[start of DATA SECTION]

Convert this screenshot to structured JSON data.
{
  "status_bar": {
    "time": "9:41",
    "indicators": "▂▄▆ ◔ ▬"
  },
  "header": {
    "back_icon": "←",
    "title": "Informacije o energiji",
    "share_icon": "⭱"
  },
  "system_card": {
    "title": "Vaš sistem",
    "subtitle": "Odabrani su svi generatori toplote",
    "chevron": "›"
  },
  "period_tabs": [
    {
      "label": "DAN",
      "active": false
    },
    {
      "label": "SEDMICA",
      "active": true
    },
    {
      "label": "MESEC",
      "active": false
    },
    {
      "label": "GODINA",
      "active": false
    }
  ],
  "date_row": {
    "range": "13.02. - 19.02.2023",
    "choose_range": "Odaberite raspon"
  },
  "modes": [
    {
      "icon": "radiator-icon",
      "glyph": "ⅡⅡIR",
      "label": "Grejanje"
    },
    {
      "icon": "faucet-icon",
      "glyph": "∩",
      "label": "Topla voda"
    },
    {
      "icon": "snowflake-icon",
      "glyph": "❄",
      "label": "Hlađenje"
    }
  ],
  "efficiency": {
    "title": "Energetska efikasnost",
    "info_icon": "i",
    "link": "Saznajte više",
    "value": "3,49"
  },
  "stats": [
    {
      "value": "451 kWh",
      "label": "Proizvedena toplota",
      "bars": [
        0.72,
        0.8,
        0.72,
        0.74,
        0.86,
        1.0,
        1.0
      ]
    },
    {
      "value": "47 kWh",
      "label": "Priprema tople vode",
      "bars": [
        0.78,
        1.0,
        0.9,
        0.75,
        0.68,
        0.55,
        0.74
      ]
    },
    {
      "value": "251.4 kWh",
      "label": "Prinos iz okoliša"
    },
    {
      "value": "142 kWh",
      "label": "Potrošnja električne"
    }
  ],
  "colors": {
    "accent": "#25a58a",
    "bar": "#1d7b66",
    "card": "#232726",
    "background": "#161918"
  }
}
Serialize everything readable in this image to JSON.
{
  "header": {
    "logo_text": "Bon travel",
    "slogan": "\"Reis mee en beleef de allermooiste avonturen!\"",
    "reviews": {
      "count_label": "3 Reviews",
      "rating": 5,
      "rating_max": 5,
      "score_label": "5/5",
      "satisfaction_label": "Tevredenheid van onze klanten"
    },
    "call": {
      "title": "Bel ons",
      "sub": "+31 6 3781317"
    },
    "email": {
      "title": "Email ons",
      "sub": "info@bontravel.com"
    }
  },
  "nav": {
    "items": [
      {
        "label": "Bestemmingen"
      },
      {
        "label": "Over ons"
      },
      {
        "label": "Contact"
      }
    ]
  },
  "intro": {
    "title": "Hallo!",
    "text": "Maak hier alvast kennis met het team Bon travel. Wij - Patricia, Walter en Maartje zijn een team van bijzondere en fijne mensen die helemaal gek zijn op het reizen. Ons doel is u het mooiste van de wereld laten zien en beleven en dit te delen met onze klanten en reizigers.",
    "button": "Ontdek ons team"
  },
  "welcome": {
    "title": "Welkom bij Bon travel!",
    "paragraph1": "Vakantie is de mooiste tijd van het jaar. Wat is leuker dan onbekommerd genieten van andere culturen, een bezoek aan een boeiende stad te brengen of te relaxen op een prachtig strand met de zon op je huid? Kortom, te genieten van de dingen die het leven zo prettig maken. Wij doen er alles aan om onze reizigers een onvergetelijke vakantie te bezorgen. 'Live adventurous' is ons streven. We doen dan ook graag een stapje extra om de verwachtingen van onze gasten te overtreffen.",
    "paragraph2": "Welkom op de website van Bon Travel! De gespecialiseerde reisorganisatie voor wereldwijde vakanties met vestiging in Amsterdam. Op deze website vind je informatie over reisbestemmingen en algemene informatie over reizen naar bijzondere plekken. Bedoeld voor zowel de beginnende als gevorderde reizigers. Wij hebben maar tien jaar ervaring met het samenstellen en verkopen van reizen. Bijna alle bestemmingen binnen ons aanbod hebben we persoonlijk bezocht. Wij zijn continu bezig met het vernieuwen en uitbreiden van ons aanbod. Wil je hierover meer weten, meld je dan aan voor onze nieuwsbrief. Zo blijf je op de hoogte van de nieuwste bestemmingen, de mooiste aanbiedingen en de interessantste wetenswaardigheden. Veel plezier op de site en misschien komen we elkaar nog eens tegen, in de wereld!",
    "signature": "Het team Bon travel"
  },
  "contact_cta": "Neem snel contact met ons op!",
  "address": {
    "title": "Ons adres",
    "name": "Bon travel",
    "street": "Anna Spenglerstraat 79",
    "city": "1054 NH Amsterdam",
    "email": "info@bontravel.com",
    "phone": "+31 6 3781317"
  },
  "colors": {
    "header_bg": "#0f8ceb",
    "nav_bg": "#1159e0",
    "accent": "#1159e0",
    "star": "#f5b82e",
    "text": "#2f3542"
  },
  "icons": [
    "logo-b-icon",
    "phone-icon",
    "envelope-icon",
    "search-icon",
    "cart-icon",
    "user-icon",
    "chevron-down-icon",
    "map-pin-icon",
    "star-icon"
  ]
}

[end of DATA SECTION]

* SET TASK
Reproduce the whole listing word for word.

* EXERCISE OUTPUT
Convert this screenshot to structured JSON data.
{
  "status_bar": {
    "time": "9:41",
    "indicators": "▂▄▆ ◔ ▬"
  },
  "header": {
    "back_icon": "←",
    "title": "Informacije o energiji",
    "share_icon": "⭱"
  },
  "system_card": {
    "title": "Vaš sistem",
    "subtitle": "Odabrani su svi generatori toplote",
    "chevron": "›"
  },
  "period_tabs": [
    {
      "label": "DAN",
      "active": false
    },
    {
      "label": "SEDMICA",
      "active": true
    },
    {
      "label": "MESEC",
      "active": false
    },
    {
      "label": "GODINA",
      "active": false
    }
  ],
  "date_row": {
    "range": "13.02. - 19.02.2023",
    "choose_range": "Odaberite raspon"
  },
  "modes": [
    {
      "icon": "radiator-icon",
      "glyph": "ⅡⅡIR",
      "label": "Grejanje"
    },
    {
      "icon": "faucet-icon",
      "glyph": "∩",
      "label": "Topla voda"
    },
    {
      "icon": "snowflake-icon",
      "glyph": "❄",
      "label": "Hlađenje"
    }
  ],
  "efficiency": {
    "title": "Energetska efikasnost",
    "info_icon": "i",
    "link": "Saznajte više",
    "value": "3,49"
  },
  "stats": [
    {
      "value": "451 kWh",
      "label": "Proizvedena toplota",
      "bars": [
        0.72,
        0.8,
        0.72,
        0.74,
        0.86,
        1.0,
        1.0
      ]
    },
    {
      "value": "47 kWh",
      "label": "Priprema tople vode",
      "bars": [
        0.78,
        1.0,
        0.9,
        0.75,
        0.68,
        0.55,
        0.74
      ]
    },
    {
      "value": "251.4 kWh",
      "label": "Prinos iz okoliša"
    },
    {
      "value": "142 kWh",
      "label": "Potrošnja električne"
    }
  ],
  "colors": {
    "accent": "#25a58a",
    "bar": "#1d7b66",
    "card": "#232726",
    "background": "#161918"
  }
}
Serialize everything readable in this image to JSON.
{
  "header": {
    "logo_text": "Bon travel",
    "slogan": "\"Reis mee en beleef de allermooiste avonturen!\"",
    "reviews": {
      "count_label": "3 Reviews",
      "rating": 5,
      "rating_max": 5,
      "score_label": "5/5",
      "satisfaction_label": "Tevredenheid van onze klanten"
    },
    "call": {
      "title": "Bel ons",
      "sub": "+31 6 3781317"
    },
    "email": {
      "title": "Email ons",
      "sub": "info@bontravel.com"
    }
  },
  "nav": {
    "items": [
      {
        "label": "Bestemmingen"
      },
      {
        "label": "Over ons"
      },
      {
        "label": "Contact"
      }
    ]
  },
  "intro": {
    "title": "Hallo!",
    "text": "Maak hier alvast kennis met het team Bon travel. Wij - Patricia, Walter en Maartje zijn een team van bijzondere en fijne mensen die helemaal gek zijn op het reizen. Ons doel is u het mooiste van de wereld laten zien en beleven en dit te delen met onze klanten en reizigers.",
    "button": "Ontdek ons team"
  },
  "welcome": {
    "title": "Welkom bij Bon travel!",
    "paragraph1": "Vakantie is de mooiste tijd van het jaar. Wat is leuker dan onbekommerd genieten van andere culturen, een bezoek aan een boeiende stad te brengen of te relaxen op een prachtig strand met de zon op je huid? Kortom, te genieten van de dingen die het leven zo prettig maken. Wij doen er alles aan om onze reizigers een onvergetelijke vakantie te bezorgen. 'Live adventurous' is ons streven. We doen dan ook graag een stapje extra om de verwachtingen van onze gasten te overtreffen.",
    "paragraph2": "Welkom op de website van Bon Travel! De gespecialiseerde reisorganisatie voor wereldwijde vakanties met vestiging in Amsterdam. Op deze website vind je informatie over reisbestemmingen en algemene informatie over reizen naar bijzondere plekken. Bedoeld voor zowel de beginnende als gevorderde reizigers. Wij hebben maar tien jaar ervaring met het samenstellen en verkopen van reizen. Bijna alle bestemmingen binnen ons aanbod hebben we persoonlijk bezocht. Wij zijn continu bezig met het vernieuwen en uitbreiden van ons aanbod. Wil je hierover meer weten, meld je dan aan voor onze nieuwsbrief. Zo blijf je op de hoogte van de nieuwste bestemmingen, de mooiste aanbiedingen en de interessantste wetenswaardigheden. Veel plezier op de site en misschien komen we elkaar nog eens tegen, in de wereld!",
    "signature": "Het team Bon travel"
  },
  "contact_cta": "Neem snel contact met ons op!",
  "address": {
    "title": "Ons adres",
    "name": "Bon travel",
    "street": "Anna Spenglerstraat 79",
    "city": "1054 NH Amsterdam",
    "email": "info@bontravel.com",
    "phone": "+31 6 3781317"
  },
  "colors": {
    "header_bg": "#0f8ceb",
    "nav_bg": "#1159e0",
    "accent": "#1159e0",
    "star": "#f5b82e",
    "text": "#2f3542"
  },
  "icons": [
    "logo-b-icon",
    "phone-icon",
    "envelope-icon",
    "search-icon",
    "cart-icon",
    "user-icon",
    "chevron-down-icon",
    "map-pin-icon",
    "star-icon"
  ]
}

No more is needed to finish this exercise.